● WHAT IS REQUIRED
Rewrite every line of the rows below as a Markdown table with two columns, "Number" and "Line Text," skipping blank lines. Leave the pictures out of the table.

-- Begin --

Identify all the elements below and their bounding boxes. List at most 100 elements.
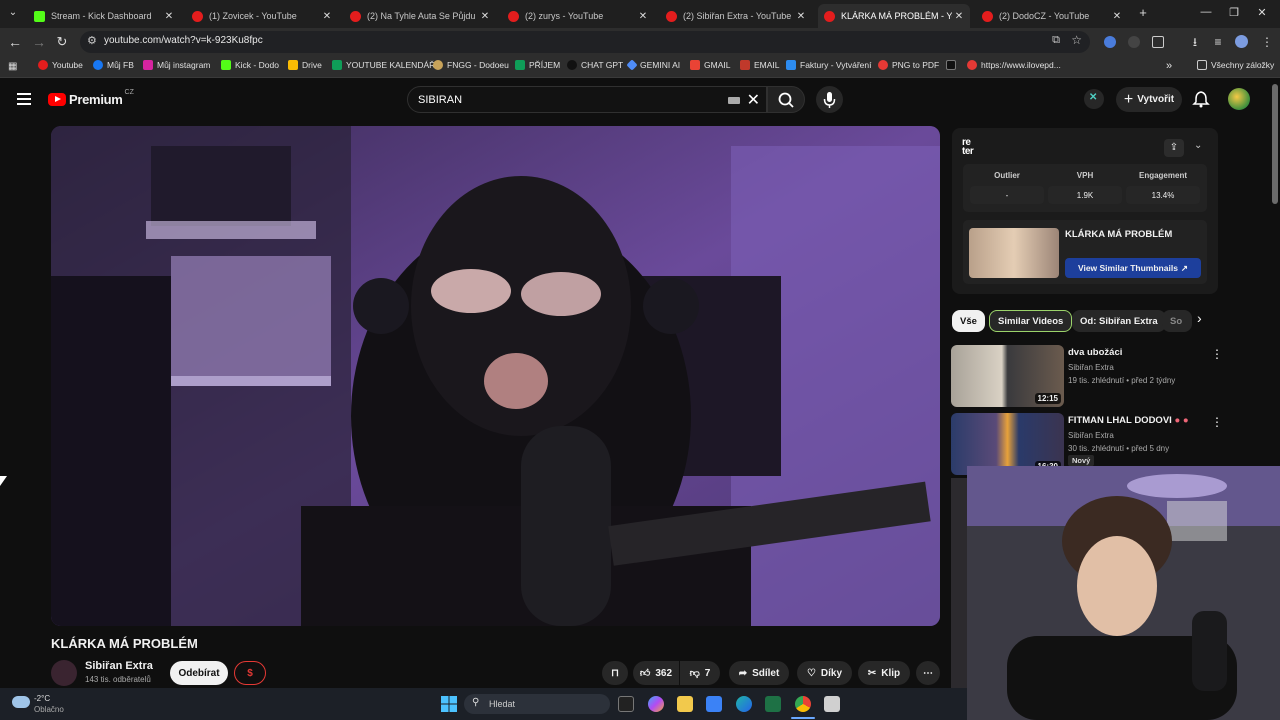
reload-button[interactable]: ↻ [53, 34, 71, 50]
weather-temperature[interactable]: -2°C [34, 694, 50, 703]
browser-tab[interactable]: (2) Sibiřan Extra - YouTube ✕ [660, 4, 812, 28]
subscribe-button[interactable]: Odebírat [170, 661, 228, 685]
close-window-button[interactable]: ✕ [1252, 6, 1272, 19]
video-player[interactable] [51, 126, 940, 626]
chip-more[interactable]: So [1162, 310, 1192, 332]
forward-button[interactable]: → [30, 34, 48, 50]
account-avatar[interactable] [1228, 88, 1250, 110]
video-thumbnail[interactable]: 12:15 [951, 345, 1064, 407]
view-similar-thumbnails-button[interactable]: View Similar Thumbnails ↗ [1065, 258, 1201, 278]
save-button[interactable]: ⊓ [602, 661, 628, 685]
file-explorer-icon[interactable] [677, 696, 693, 712]
collapse-chevron-icon[interactable]: ⌄ [1194, 140, 1202, 151]
reading-list-icon[interactable]: ≡ [1209, 34, 1227, 50]
copilot-icon[interactable] [648, 696, 664, 712]
excel-icon[interactable] [765, 696, 781, 712]
bookmark-item[interactable]: GMAIL [690, 60, 730, 70]
bookmark-item[interactable]: Kick - Dodo [221, 60, 279, 70]
youtube-premium-logo[interactable]: Premium CZ [48, 89, 134, 107]
more-actions-button[interactable]: ⋯ [916, 661, 940, 685]
chip-all[interactable]: Vše [952, 310, 985, 332]
close-icon[interactable]: ✕ [1110, 11, 1124, 22]
export-button[interactable]: ⇪ [1164, 139, 1184, 157]
more-vertical-icon[interactable]: ⋮ [1211, 415, 1223, 429]
more-bookmarks-icon[interactable]: » [1166, 60, 1172, 72]
bookmark-item[interactable]: CHAT GPT [567, 60, 623, 70]
thanks-button[interactable]: ♡ Díky [797, 661, 852, 685]
site-info-icon[interactable]: ⚙ [87, 34, 97, 47]
extension-icon[interactable] [1104, 36, 1116, 48]
clear-search-icon[interactable]: ✕ [747, 90, 760, 110]
search-button[interactable] [767, 86, 805, 113]
close-icon[interactable]: ✕ [162, 11, 176, 22]
close-icon[interactable]: ✕ [794, 11, 808, 22]
bookmark-item[interactable]: FNGG - Dodoeu [433, 60, 509, 70]
more-menu-icon[interactable]: ⋮ [1258, 34, 1276, 50]
calculator-icon[interactable] [824, 696, 840, 712]
tab-search-chevron-icon[interactable]: ⌄ [4, 5, 22, 21]
bookmark-item[interactable]: https://www.ilovepd... [967, 60, 1061, 70]
mail-icon[interactable] [706, 696, 722, 712]
back-button[interactable]: ← [6, 34, 24, 50]
clip-button[interactable]: ✂ Klip [858, 661, 910, 685]
channel-name[interactable]: Sibiřan Extra [85, 660, 153, 672]
bookmark-item[interactable]: EMAIL [740, 60, 780, 70]
edge-icon[interactable] [736, 696, 752, 712]
menu-icon[interactable] [17, 93, 31, 105]
browser-tab[interactable]: (2) Na Tyhle Auta Se Půjdu Po ✕ [344, 4, 496, 28]
address-bar[interactable]: ⚙ youtube.com/watch?v=k-923Ku8fpc ⧉ ☆ [80, 31, 1090, 53]
recommendation-item[interactable]: 16:30 FITMAN LHAL DODOVI ● ● Sibiřan Ext… [951, 413, 1223, 475]
search-input[interactable]: SIBIRAN ✕ [407, 86, 767, 113]
close-icon[interactable]: ✕ [320, 11, 334, 22]
bookmark-item[interactable]: Faktury - Vytváření [786, 60, 871, 70]
bookmark-item[interactable]: Můj FB [93, 60, 134, 70]
taskbar-search-input[interactable]: ⚲ Hledat [464, 694, 610, 714]
browser-tab[interactable]: Stream - Kick Dashboard ✕ [28, 4, 180, 28]
video-title[interactable]: dva ubožáci [1068, 347, 1122, 358]
windows-start-icon[interactable] [441, 696, 457, 712]
download-icon[interactable]: ⭳ [1186, 34, 1204, 50]
bookmark-item[interactable]: Můj instagram [143, 60, 210, 70]
minimize-button[interactable]: — [1196, 6, 1216, 18]
recommendation-item[interactable]: 12:15 dva ubožáci Sibiřan Extra 19 tis. … [951, 345, 1223, 407]
extension-icon[interactable] [1128, 36, 1140, 48]
voice-search-button[interactable] [816, 86, 843, 113]
share-button[interactable]: ➦ Sdílet [729, 661, 789, 685]
more-vertical-icon[interactable]: ⋮ [1211, 347, 1223, 361]
bookmark-star-icon[interactable]: ☆ [1071, 33, 1082, 47]
task-view-icon[interactable] [618, 696, 634, 712]
join-button[interactable]: $ [234, 661, 266, 685]
like-button[interactable]: 👍︎ 362 [633, 661, 679, 685]
chip-from-channel[interactable]: Od: Sibiřan Extra [1072, 310, 1166, 332]
bookmark-item[interactable]: Youtube [38, 60, 83, 70]
video-title[interactable]: FITMAN LHAL DODOVI ● ● [1068, 415, 1189, 426]
apps-grid-icon[interactable]: ▦ [8, 61, 17, 72]
video-channel[interactable]: Sibiřan Extra [1068, 431, 1114, 440]
bookmark-item[interactable]: PŘÍJEM [515, 60, 560, 70]
create-button[interactable]: + Vytvořit [1116, 87, 1182, 112]
close-icon[interactable]: ✕ [478, 11, 492, 22]
page-scrollbar[interactable] [1272, 84, 1278, 204]
all-bookmarks-folder[interactable]: Všechny záložky [1197, 60, 1274, 70]
browser-tab-active[interactable]: KLÁRKA MÁ PROBLÉM - YouTu ✕ [818, 4, 970, 28]
restore-button[interactable]: ❐ [1224, 6, 1244, 19]
bookmark-item[interactable]: GEMINI AI [626, 59, 680, 71]
notifications-button[interactable] [1192, 90, 1210, 113]
close-icon[interactable]: ✕ [952, 11, 966, 22]
video-channel[interactable]: Sibiřan Extra [1068, 363, 1114, 372]
browser-tab[interactable]: (2) zurys - YouTube ✕ [502, 4, 654, 28]
close-icon[interactable]: ✕ [636, 11, 650, 22]
extensions-puzzle-icon[interactable] [1152, 36, 1164, 48]
browser-tab[interactable]: (2) DodoCZ - YouTube ✕ [976, 4, 1128, 28]
bookmark-item[interactable]: YOUTUBE KALENDÁŘ [332, 60, 435, 70]
chevron-right-icon[interactable]: › [1197, 310, 1202, 326]
chrome-icon[interactable] [795, 696, 811, 712]
bookmark-item[interactable]: PNG to PDF [878, 60, 939, 70]
keyboard-icon[interactable] [728, 97, 740, 104]
tubebuddy-extension-icon[interactable]: ✕ [1084, 89, 1104, 109]
new-tab-button[interactable]: + [1133, 5, 1153, 20]
cast-icon[interactable]: ⧉ [1052, 34, 1060, 47]
chip-similar-videos[interactable]: Similar Videos [989, 310, 1073, 332]
bookmark-item[interactable]: Drive [288, 60, 322, 70]
browser-tab[interactable]: (1) Zovicek - YouTube ✕ [186, 4, 338, 28]
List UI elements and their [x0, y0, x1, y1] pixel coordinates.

-- End --

● PROBLEM SOLUTION
| Number | Line Text |
|---|---|
| 1 | Identify all the elements below and their bounding boxes. List at most 100 elements. |
| 2 | reload-button[interactable]: ↻ [53, 34, 71, 50] |
| 3 | weather-temperature[interactable]: -2°C [34, 694, 50, 703] |
| 4 | browser-tab[interactable]: (2) Sibiřan Extra - YouTube ✕ [660, 4, 812, 28] |
| 5 | subscribe-button[interactable]: Odebírat [170, 661, 228, 685] |
| 6 | close-window-button[interactable]: ✕ [1252, 6, 1272, 19] |
| 7 | video-player[interactable] [51, 126, 940, 626] |
| 8 | chip-more[interactable]: So [1162, 310, 1192, 332] |
| 9 | forward-button[interactable]: → [30, 34, 48, 50] |
| 10 | account-avatar[interactable] [1228, 88, 1250, 110] |
| 11 | video-thumbnail[interactable]: 12:15 [951, 345, 1064, 407] |
| 12 | view-similar-thumbnails-button[interactable]: View Similar Thumbnails ↗ [1065, 258, 1201, 278] |
| 13 | save-button[interactable]: ⊓ [602, 661, 628, 685] |
| 14 | file-explorer-icon[interactable] [677, 696, 693, 712] |
| 15 | collapse-chevron-icon[interactable]: ⌄ [1194, 140, 1202, 151] |
| 16 | reading-list-icon[interactable]: ≡ [1209, 34, 1227, 50] |
| 17 | copilot-icon[interactable] [648, 696, 664, 712] |
| 18 | excel-icon[interactable] [765, 696, 781, 712] |
| 19 | bookmark-item[interactable]: GMAIL [690, 60, 730, 70] |
| 20 | bookmark-item[interactable]: Kick - Dodo [221, 60, 279, 70] |
| 21 | youtube-premium-logo[interactable]: Premium CZ [48, 89, 134, 107] |
| 22 | more-actions-button[interactable]: ⋯ [916, 661, 940, 685] |
| 23 | chip-all[interactable]: Vše [952, 310, 985, 332] |
| 24 | close-icon[interactable]: ✕ [1110, 11, 1124, 22] |
| 25 | export-button[interactable]: ⇪ [1164, 139, 1184, 157] |
| 26 | more-vertical-icon[interactable]: ⋮ [1211, 415, 1223, 429] |
| 27 | more-bookmarks-icon[interactable]: » [1166, 60, 1172, 72] |
| 28 | bookmark-item[interactable]: CHAT GPT [567, 60, 623, 70] |
| 29 | thanks-button[interactable]: ♡ Díky [797, 661, 852, 685] |
| 30 | site-info-icon[interactable]: ⚙ [87, 34, 97, 47] |
| 31 | extension-icon[interactable] [1104, 36, 1116, 48] |
| 32 | clear-search-icon[interactable]: ✕ [747, 90, 760, 110] |
| 33 | search-button[interactable] [767, 86, 805, 113] |
| 34 | close-icon[interactable]: ✕ [162, 11, 176, 22] |
| 35 | close-icon[interactable]: ✕ [794, 11, 808, 22] |
| 36 | bookmark-item[interactable]: FNGG - Dodoeu [433, 60, 509, 70] |
| 37 | more-menu-icon[interactable]: ⋮ [1258, 34, 1276, 50] |
| 38 | calculator-icon[interactable] [824, 696, 840, 712] |
| 39 | tab-search-chevron-icon[interactable]: ⌄ [4, 5, 22, 21] |
| 40 | bookmark-item[interactable]: https://www.ilovepd... [967, 60, 1061, 70] |
| 41 | mail-icon[interactable] [706, 696, 722, 712] |
| 42 | back-button[interactable]: ← [6, 34, 24, 50] |
| 43 | clip-button[interactable]: ✂ Klip [858, 661, 910, 685] |
| 44 | channel-name[interactable]: Sibiřan Extra [85, 660, 153, 672] |
| 45 | bookmark-item[interactable]: EMAIL [740, 60, 780, 70] |
| 46 | edge-icon[interactable] [736, 696, 752, 712] |
| 47 | menu-icon[interactable] [17, 93, 31, 105] |
| 48 | browser-tab[interactable]: (2) Na Tyhle Auta Se Půjdu Po ✕ [344, 4, 496, 28] |
| 49 | address-bar[interactable]: ⚙ youtube.com/watch?v=k-923Ku8fpc ⧉ ☆ [80, 31, 1090, 53] |
| 50 | recommendation-item[interactable]: 16:30 FITMAN LHAL DODOVI ● ● Sibiřan Ext… [951, 413, 1223, 475] |
| 51 | search-input[interactable]: SIBIRAN ✕ [407, 86, 767, 113] |
| 52 | close-icon[interactable]: ✕ [320, 11, 334, 22] |
| 53 | bookmark-item[interactable]: Faktury - Vytváření [786, 60, 871, 70] |
| 54 | bookmark-item[interactable]: Můj FB [93, 60, 134, 70] |
| 55 | taskbar-search-input[interactable]: ⚲ Hledat [464, 694, 610, 714] |
| 56 | browser-tab[interactable]: Stream - Kick Dashboard ✕ [28, 4, 180, 28] |
| 57 | video-title[interactable]: dva ubožáci [1068, 347, 1122, 358] |
| 58 | windows-start-icon[interactable] [441, 696, 457, 712] |
| 59 | download-icon[interactable]: ⭳ [1186, 34, 1204, 50] |
| 60 | bookmark-item[interactable]: Můj instagram [143, 60, 210, 70] |
| 61 | minimize-button[interactable]: — [1196, 6, 1216, 18] |
| 62 | recommendation-item[interactable]: 12:15 dva ubožáci Sibiřan Extra 19 tis. … [951, 345, 1223, 407] |
| 63 | extension-icon[interactable] [1128, 36, 1140, 48] |
| 64 | voice-search-button[interactable] [816, 86, 843, 113] |
| 65 | share-button[interactable]: ➦ Sdílet [729, 661, 789, 685] |
| 66 | more-vertical-icon[interactable]: ⋮ [1211, 347, 1223, 361] |
| 67 | bookmark-star-icon[interactable]: ☆ [1071, 33, 1082, 47] |
| 68 | task-view-icon[interactable] [618, 696, 634, 712] |
| 69 | join-button[interactable]: $ [234, 661, 266, 685] |
| 70 | like-button[interactable]: 👍︎ 362 [633, 661, 679, 685] |
| 71 | chip-from-channel[interactable]: Od: Sibiřan Extra [1072, 310, 1166, 332] |
| 72 | bookmark-item[interactable]: Youtube [38, 60, 83, 70] |
| 73 | video-title[interactable]: FITMAN LHAL DODOVI ● ● [1068, 415, 1189, 426] |
| 74 | apps-grid-icon[interactable]: ▦ [8, 61, 17, 72] |
| 75 | video-channel[interactable]: Sibiřan Extra [1068, 431, 1114, 440] |
| 76 | bookmark-item[interactable]: PŘÍJEM [515, 60, 560, 70] |
| 77 | create-button[interactable]: + Vytvořit [1116, 87, 1182, 112] |
| 78 | close-icon[interactable]: ✕ [478, 11, 492, 22] |
| 79 | page-scrollbar[interactable] [1272, 84, 1278, 204] |
| 80 | all-bookmarks-folder[interactable]: Všechny záložky [1197, 60, 1274, 70] |
| 81 | browser-tab-active[interactable]: KLÁRKA MÁ PROBLÉM - YouTu ✕ [818, 4, 970, 28] |
| 82 | restore-button[interactable]: ❐ [1224, 6, 1244, 19] |
| 83 | bookmark-item[interactable]: GEMINI AI [626, 59, 680, 71] |
| 84 | notifications-button[interactable] [1192, 90, 1210, 113] |
| 85 | close-icon[interactable]: ✕ [952, 11, 966, 22] |
| 86 | video-channel[interactable]: Sibiřan Extra [1068, 363, 1114, 372] |
| 87 | browser-tab[interactable]: (2) zurys - YouTube ✕ [502, 4, 654, 28] |
| 88 | close-icon[interactable]: ✕ [636, 11, 650, 22] |
| 89 | extensions-puzzle-icon[interactable] [1152, 36, 1164, 48] |
| 90 | browser-tab[interactable]: (2) DodoCZ - YouTube ✕ [976, 4, 1128, 28] |
| 91 | bookmark-item[interactable]: YOUTUBE KALENDÁŘ [332, 60, 435, 70] |
| 92 | chevron-right-icon[interactable]: › [1197, 310, 1202, 326] |
| 93 | chrome-icon[interactable] [795, 696, 811, 712] |
| 94 | bookmark-item[interactable]: PNG to PDF [878, 60, 939, 70] |
| 95 | keyboard-icon[interactable] [728, 97, 740, 104] |
| 96 | tubebuddy-extension-icon[interactable]: ✕ [1084, 89, 1104, 109] |
| 97 | new-tab-button[interactable]: + [1133, 5, 1153, 20] |
| 98 | cast-icon[interactable]: ⧉ [1052, 34, 1060, 47] |
| 99 | chip-similar-videos[interactable]: Similar Videos [989, 310, 1073, 332] |
| 100 | bookmark-item[interactable]: Drive [288, 60, 322, 70] |
| 101 | browser-tab[interactable]: (1) Zovicek - YouTube ✕ [186, 4, 338, 28] |
| 102 | List UI elements and their [x0, y0, x1, y1] pixel coordinates. |